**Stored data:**

☆ ☆ ☆ ☆

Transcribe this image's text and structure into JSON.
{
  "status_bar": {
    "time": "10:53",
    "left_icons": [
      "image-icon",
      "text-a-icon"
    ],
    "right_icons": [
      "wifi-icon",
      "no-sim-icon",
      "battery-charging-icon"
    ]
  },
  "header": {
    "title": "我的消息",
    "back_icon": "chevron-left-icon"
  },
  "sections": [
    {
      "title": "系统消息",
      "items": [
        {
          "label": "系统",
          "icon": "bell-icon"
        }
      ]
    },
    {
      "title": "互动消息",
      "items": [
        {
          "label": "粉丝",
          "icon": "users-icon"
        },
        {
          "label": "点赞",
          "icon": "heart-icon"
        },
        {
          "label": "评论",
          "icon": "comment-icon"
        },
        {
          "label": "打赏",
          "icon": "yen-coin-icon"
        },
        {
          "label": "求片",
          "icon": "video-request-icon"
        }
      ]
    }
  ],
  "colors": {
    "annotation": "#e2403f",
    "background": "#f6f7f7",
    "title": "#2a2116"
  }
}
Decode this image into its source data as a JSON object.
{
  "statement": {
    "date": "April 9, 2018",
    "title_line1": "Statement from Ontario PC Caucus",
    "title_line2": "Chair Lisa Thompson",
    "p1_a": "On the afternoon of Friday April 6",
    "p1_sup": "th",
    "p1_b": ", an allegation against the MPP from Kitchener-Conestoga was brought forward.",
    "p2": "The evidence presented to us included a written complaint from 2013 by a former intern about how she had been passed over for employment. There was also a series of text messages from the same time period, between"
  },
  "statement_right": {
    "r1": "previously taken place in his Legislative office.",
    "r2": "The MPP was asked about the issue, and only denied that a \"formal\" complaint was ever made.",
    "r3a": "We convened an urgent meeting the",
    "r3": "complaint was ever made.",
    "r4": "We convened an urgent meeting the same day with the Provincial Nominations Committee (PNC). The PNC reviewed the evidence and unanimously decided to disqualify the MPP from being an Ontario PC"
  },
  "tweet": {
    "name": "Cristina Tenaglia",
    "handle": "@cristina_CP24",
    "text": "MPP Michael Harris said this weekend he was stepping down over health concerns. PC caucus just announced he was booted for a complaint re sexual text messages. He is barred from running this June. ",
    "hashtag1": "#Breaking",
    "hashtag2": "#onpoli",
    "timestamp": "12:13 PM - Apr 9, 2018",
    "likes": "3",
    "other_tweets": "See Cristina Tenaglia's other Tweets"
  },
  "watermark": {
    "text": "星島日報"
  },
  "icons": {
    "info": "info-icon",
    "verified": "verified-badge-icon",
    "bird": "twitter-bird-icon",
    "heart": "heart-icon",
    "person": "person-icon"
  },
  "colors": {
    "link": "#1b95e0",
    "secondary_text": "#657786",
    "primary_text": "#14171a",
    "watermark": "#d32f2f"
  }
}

☆ ☆ ☆ ☆

Send back every record, precisely as written.

Transcribe this image's text and structure into JSON.
{
  "status_bar": {
    "time": "10:53",
    "left_icons": [
      "image-icon",
      "text-a-icon"
    ],
    "right_icons": [
      "wifi-icon",
      "no-sim-icon",
      "battery-charging-icon"
    ]
  },
  "header": {
    "title": "我的消息",
    "back_icon": "chevron-left-icon"
  },
  "sections": [
    {
      "title": "系统消息",
      "items": [
        {
          "label": "系统",
          "icon": "bell-icon"
        }
      ]
    },
    {
      "title": "互动消息",
      "items": [
        {
          "label": "粉丝",
          "icon": "users-icon"
        },
        {
          "label": "点赞",
          "icon": "heart-icon"
        },
        {
          "label": "评论",
          "icon": "comment-icon"
        },
        {
          "label": "打赏",
          "icon": "yen-coin-icon"
        },
        {
          "label": "求片",
          "icon": "video-request-icon"
        }
      ]
    }
  ],
  "colors": {
    "annotation": "#e2403f",
    "background": "#f6f7f7",
    "title": "#2a2116"
  }
}
Decode this image into its source data as a JSON object.
{
  "statement": {
    "date": "April 9, 2018",
    "title_line1": "Statement from Ontario PC Caucus",
    "title_line2": "Chair Lisa Thompson",
    "p1_a": "On the afternoon of Friday April 6",
    "p1_sup": "th",
    "p1_b": ", an allegation against the MPP from Kitchener-Conestoga was brought forward.",
    "p2": "The evidence presented to us included a written complaint from 2013 by a former intern about how she had been passed over for employment. There was also a series of text messages from the same time period, between"
  },
  "statement_right": {
    "r1": "previously taken place in his Legislative office.",
    "r2": "The MPP was asked about the issue, and only denied that a \"formal\" complaint was ever made.",
    "r3a": "We convened an urgent meeting the",
    "r3": "complaint was ever made.",
    "r4": "We convened an urgent meeting the same day with the Provincial Nominations Committee (PNC). The PNC reviewed the evidence and unanimously decided to disqualify the MPP from being an Ontario PC"
  },
  "tweet": {
    "name": "Cristina Tenaglia",
    "handle": "@cristina_CP24",
    "text": "MPP Michael Harris said this weekend he was stepping down over health concerns. PC caucus just announced he was booted for a complaint re sexual text messages. He is barred from running this June. ",
    "hashtag1": "#Breaking",
    "hashtag2": "#onpoli",
    "timestamp": "12:13 PM - Apr 9, 2018",
    "likes": "3",
    "other_tweets": "See Cristina Tenaglia's other Tweets"
  },
  "watermark": {
    "text": "星島日報"
  },
  "icons": {
    "info": "info-icon",
    "verified": "verified-badge-icon",
    "bird": "twitter-bird-icon",
    "heart": "heart-icon",
    "person": "person-icon"
  },
  "colors": {
    "link": "#1b95e0",
    "secondary_text": "#657786",
    "primary_text": "#14171a",
    "watermark": "#d32f2f"
  }
}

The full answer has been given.